Goal
Please list all lines of the material below in which the string "Syllabus" occurs.

Input records
§
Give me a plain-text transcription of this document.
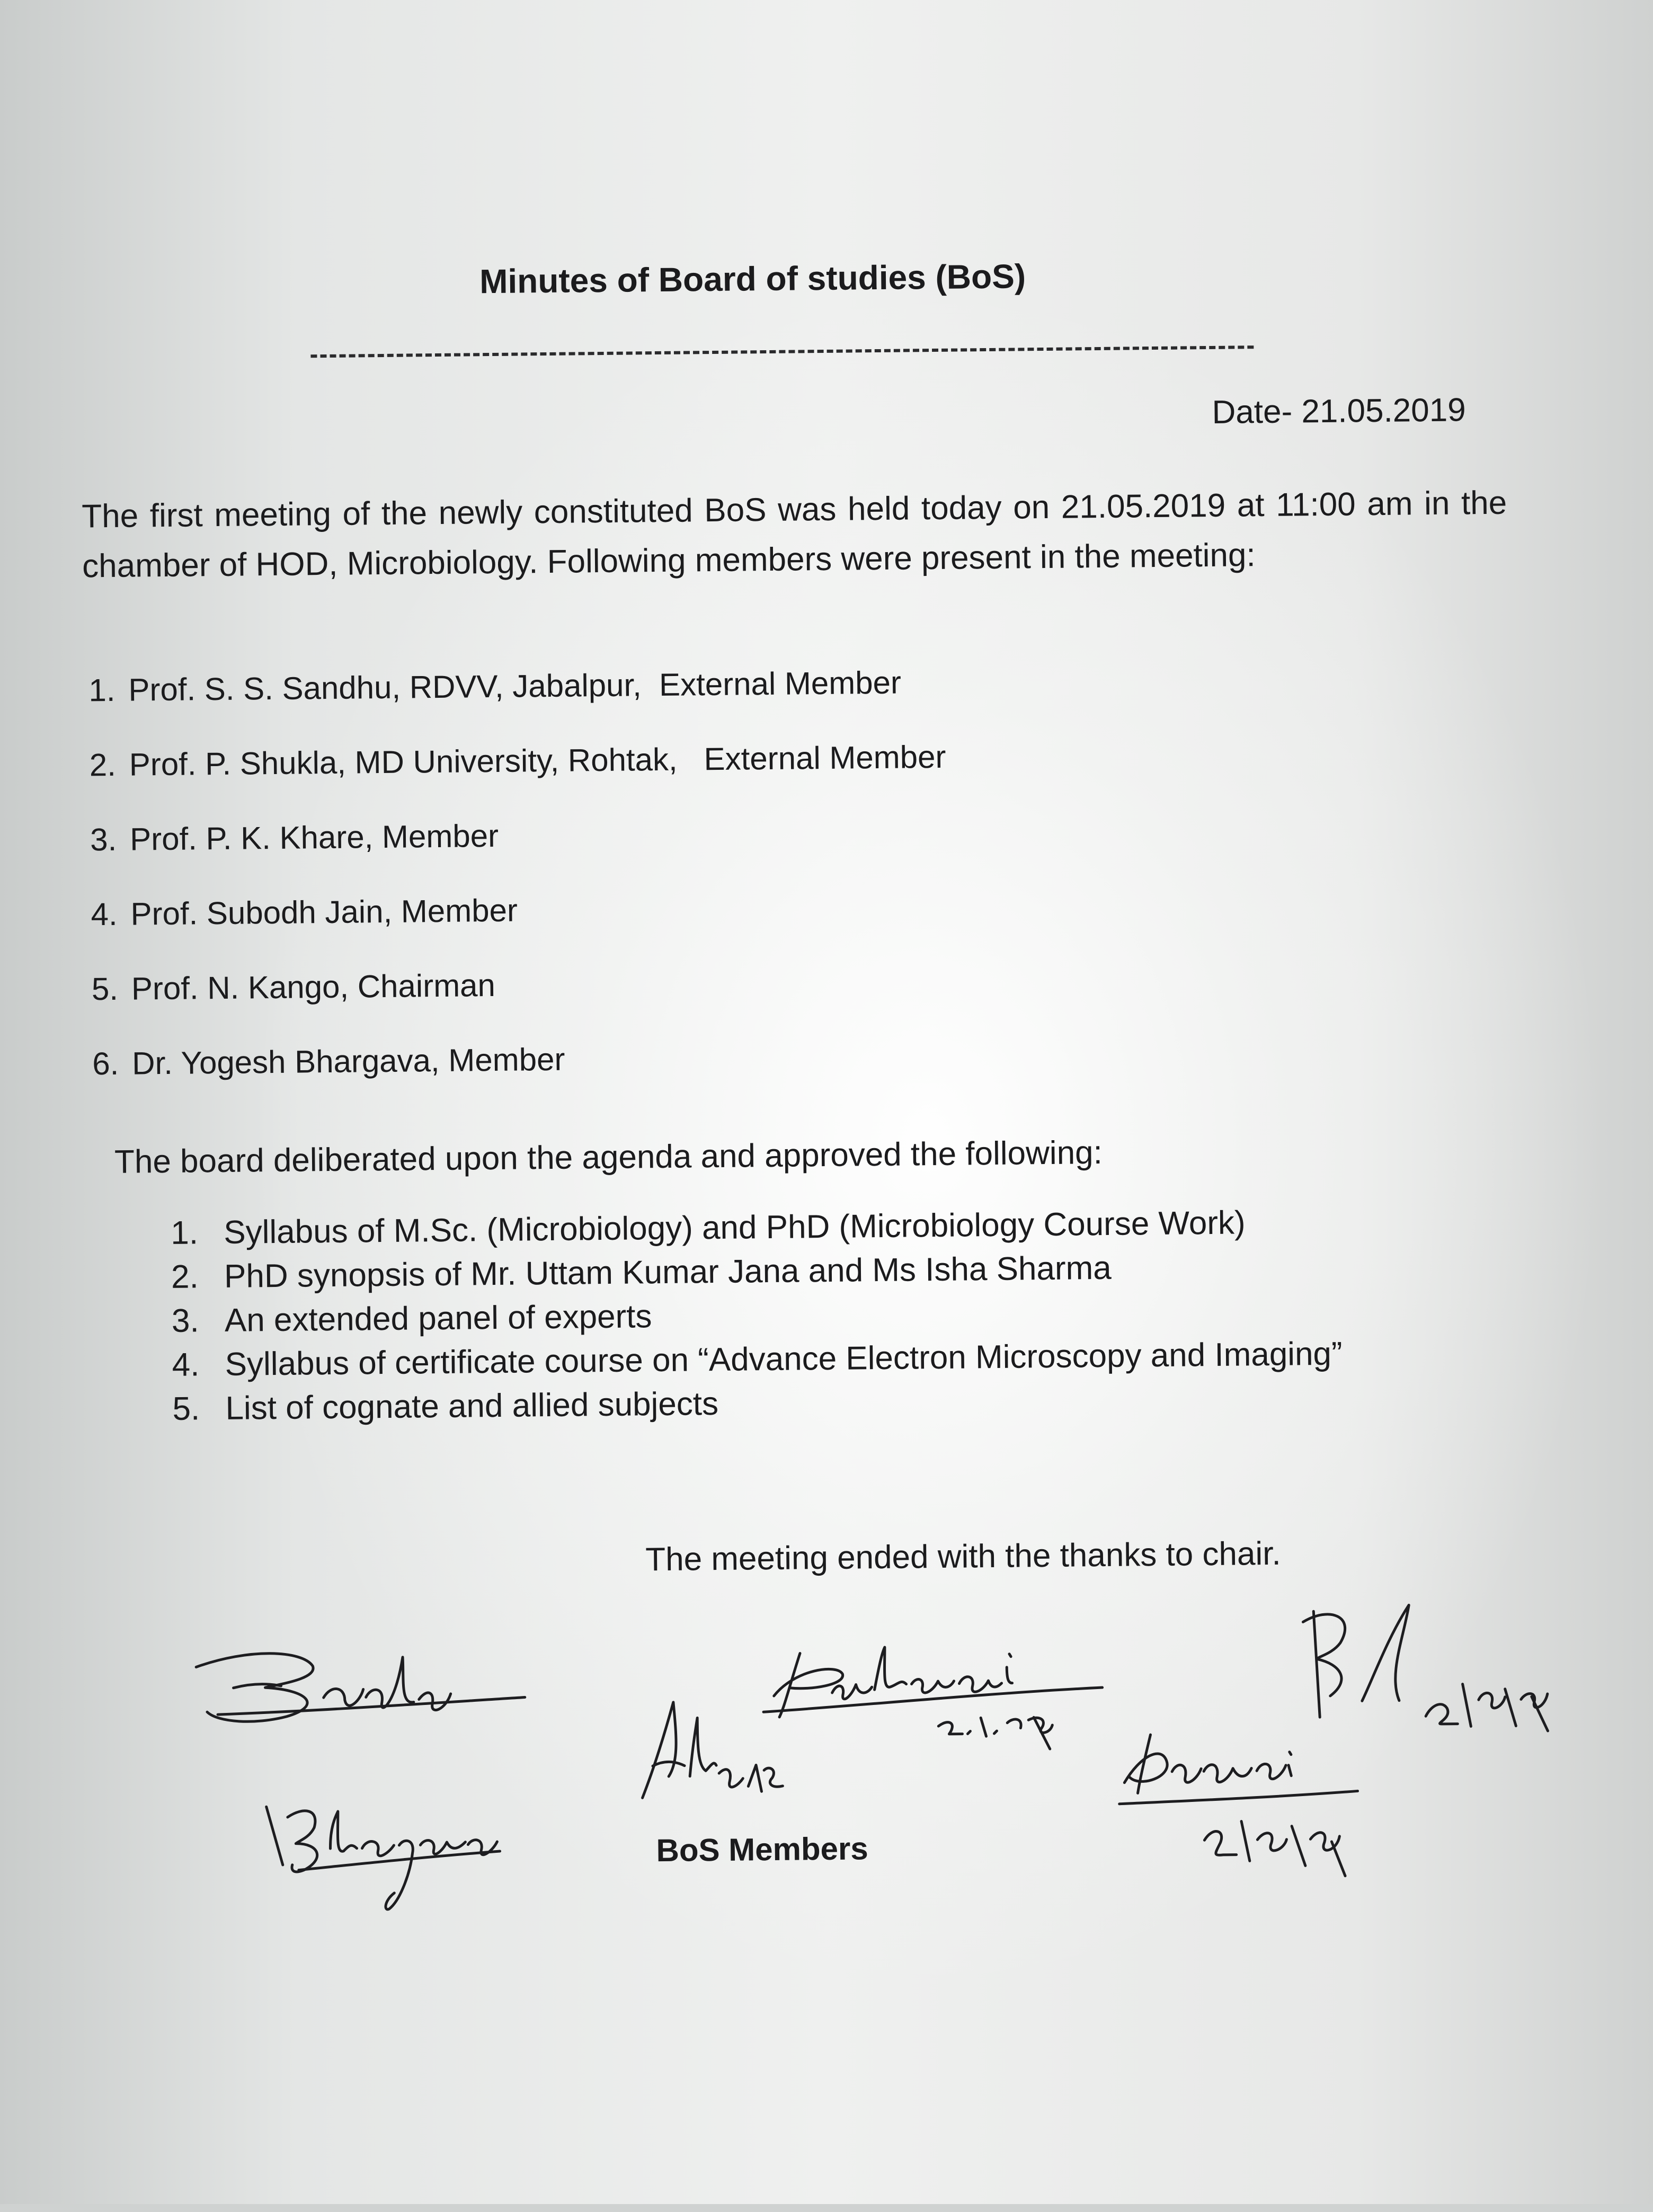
Minutes of Board of studies (BoS)
Date- 21.05.2019
The first meeting of the newly constituted BoS was held today on 21.05.2019 at 11:00 am in the chamber of HOD, Microbiology. Following members were present in the meeting:
1. Prof. S. S. Sandhu, RDVV, Jabalpur,  External Member
2. Prof. P. Shukla, MD University, Rohtak,   External Member
3. Prof. P. K. Khare, Member
4. Prof. Subodh Jain, Member
5. Prof. N. Kango, Chairman
6. Dr. Yogesh Bhargava, Member
The board deliberated upon the agenda and approved the following:
1. Syllabus of M.Sc. (Microbiology) and PhD (Microbiology Course Work)
2. PhD synopsis of Mr. Uttam Kumar Jana and Ms Isha Sharma
3. An extended panel of experts
4. Syllabus of certificate course on “Advance Electron Microscopy and Imaging”
5. List of cognate and allied subjects
The meeting ended with the thanks to chair.
BoS Members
§
Exercise result
1. Syllabus of M.Sc. (Microbiology) and PhD (Microbiology Course Work)
4. Syllabus of certificate course on “Advance Electron Microscopy and Imaging”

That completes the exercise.